> PROBLEM TO WORK ON: Write the records below out in full, character for character, with no pictures.

> DATA ENTRIES:
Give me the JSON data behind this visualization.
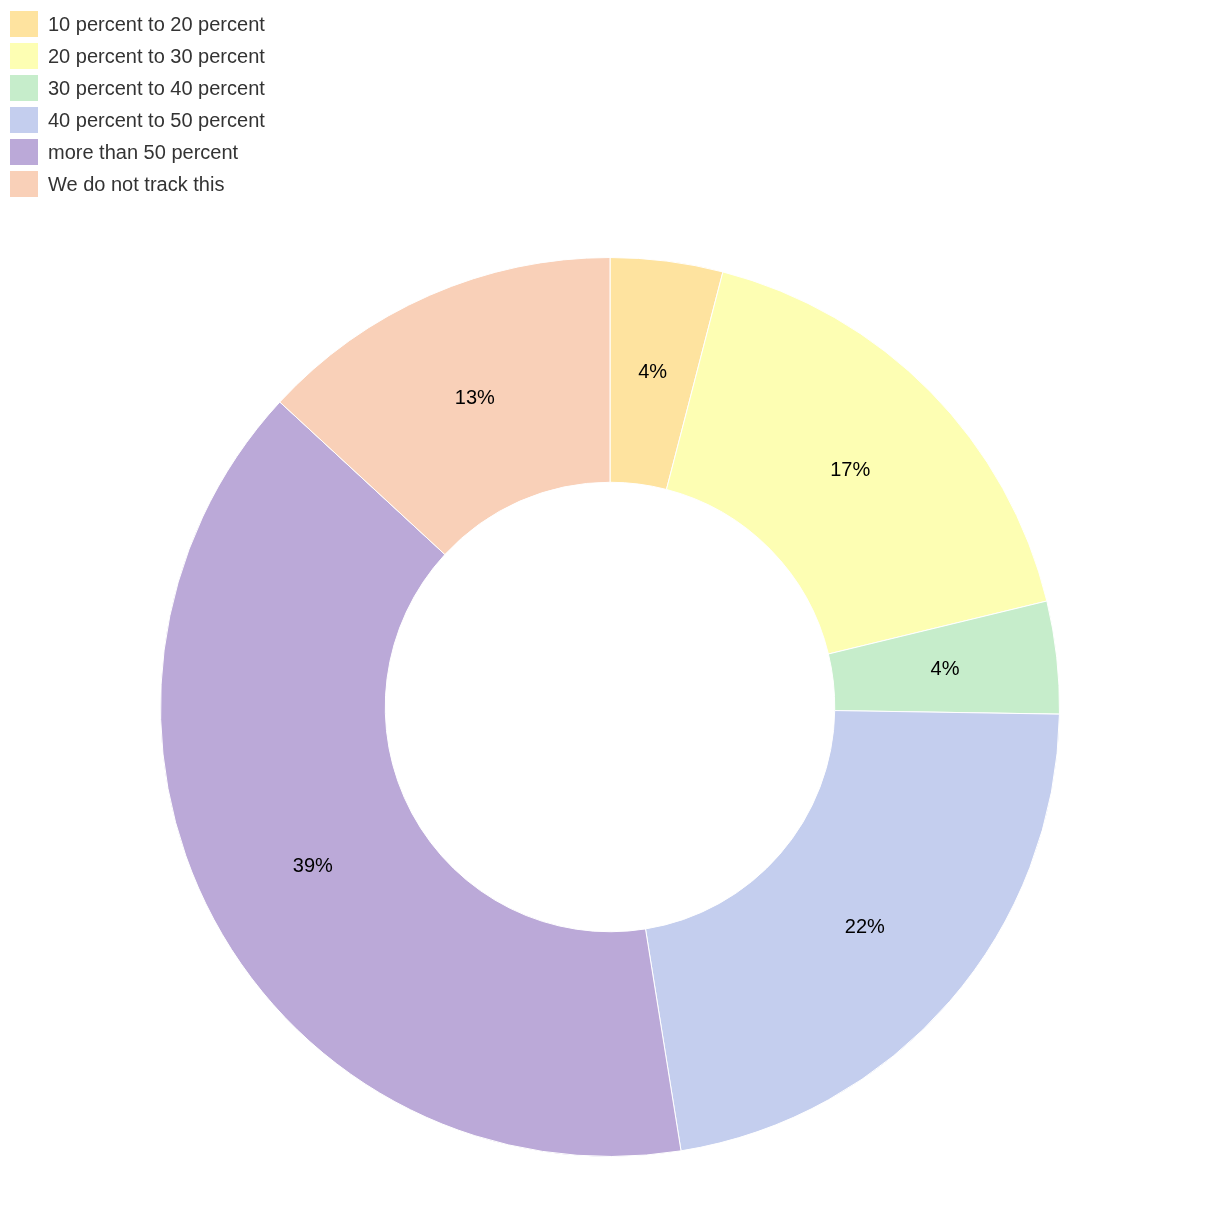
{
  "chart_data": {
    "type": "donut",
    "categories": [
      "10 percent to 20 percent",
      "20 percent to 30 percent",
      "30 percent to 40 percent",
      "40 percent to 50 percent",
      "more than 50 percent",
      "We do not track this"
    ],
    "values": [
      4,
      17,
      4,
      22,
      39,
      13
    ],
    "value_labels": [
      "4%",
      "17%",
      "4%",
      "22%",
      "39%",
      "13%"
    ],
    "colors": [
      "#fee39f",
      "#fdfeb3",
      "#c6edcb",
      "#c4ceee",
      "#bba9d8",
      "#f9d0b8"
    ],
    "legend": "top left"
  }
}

> SOLUTION TO THIS EXERCISE:
Give me the JSON data behind this visualization.
{
  "chart_data": {
    "type": "donut",
    "categories": [
      "10 percent to 20 percent",
      "20 percent to 30 percent",
      "30 percent to 40 percent",
      "40 percent to 50 percent",
      "more than 50 percent",
      "We do not track this"
    ],
    "values": [
      4,
      17,
      4,
      22,
      39,
      13
    ],
    "value_labels": [
      "4%",
      "17%",
      "4%",
      "22%",
      "39%",
      "13%"
    ],
    "colors": [
      "#fee39f",
      "#fdfeb3",
      "#c6edcb",
      "#c4ceee",
      "#bba9d8",
      "#f9d0b8"
    ],
    "legend": "top left"
  }
}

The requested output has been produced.